# Given task
Search the records below for the word "first" and show every line where it occurs.

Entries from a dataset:
-- BEGIN --
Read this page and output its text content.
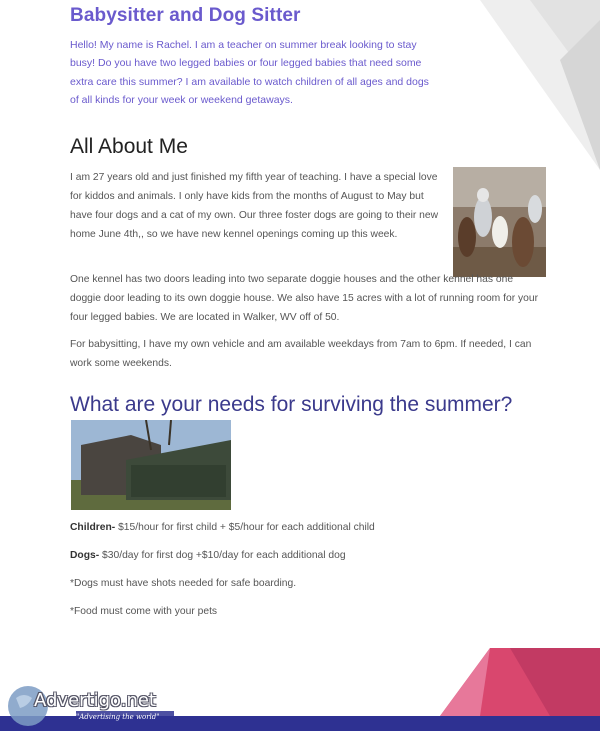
Babysitter and Dog Sitter

Hello! My name is Rachel. I am a teacher on summer break looking to stay busy! Do you have two legged babies or four legged babies that need some extra care this summer? I am available to watch children of all ages and dogs of all kinds for your week or weekend getaways.

All About Me

I am 27 years old and just finished my fifth year of teaching. I have a special love for kiddos and animals. I only have kids from the months of August to May but have four dogs and a cat of my own. Our three foster dogs are going to their new home June 4th,, so we have new kennel openings coming up this week.

One kennel has two doors leading into two separate doggie houses and the other kennel has one doggie door leading to its own doggie house. We also have 15 acres with a lot of running room for your four legged babies. We are located in Walker, WV off of 50.

For babysitting, I have my own vehicle and am available weekdays from 7am to 6pm. If needed, I can work some weekends.

What are your needs for surviving the summer?

Children- $15/hour for first child + $5/hour for each additional child

Dogs- $30/day for first dog +$10/day for each additional dog

*Dogs must have shots needed for safe boarding.

*Food must come with your pets

Advertigo.net

"Advertising the world"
-- END --
# Solution to this problem
Children- $15/hour for first child + $5/hour for each additional child
Dogs- $30/day for first dog +$10/day for each additional dog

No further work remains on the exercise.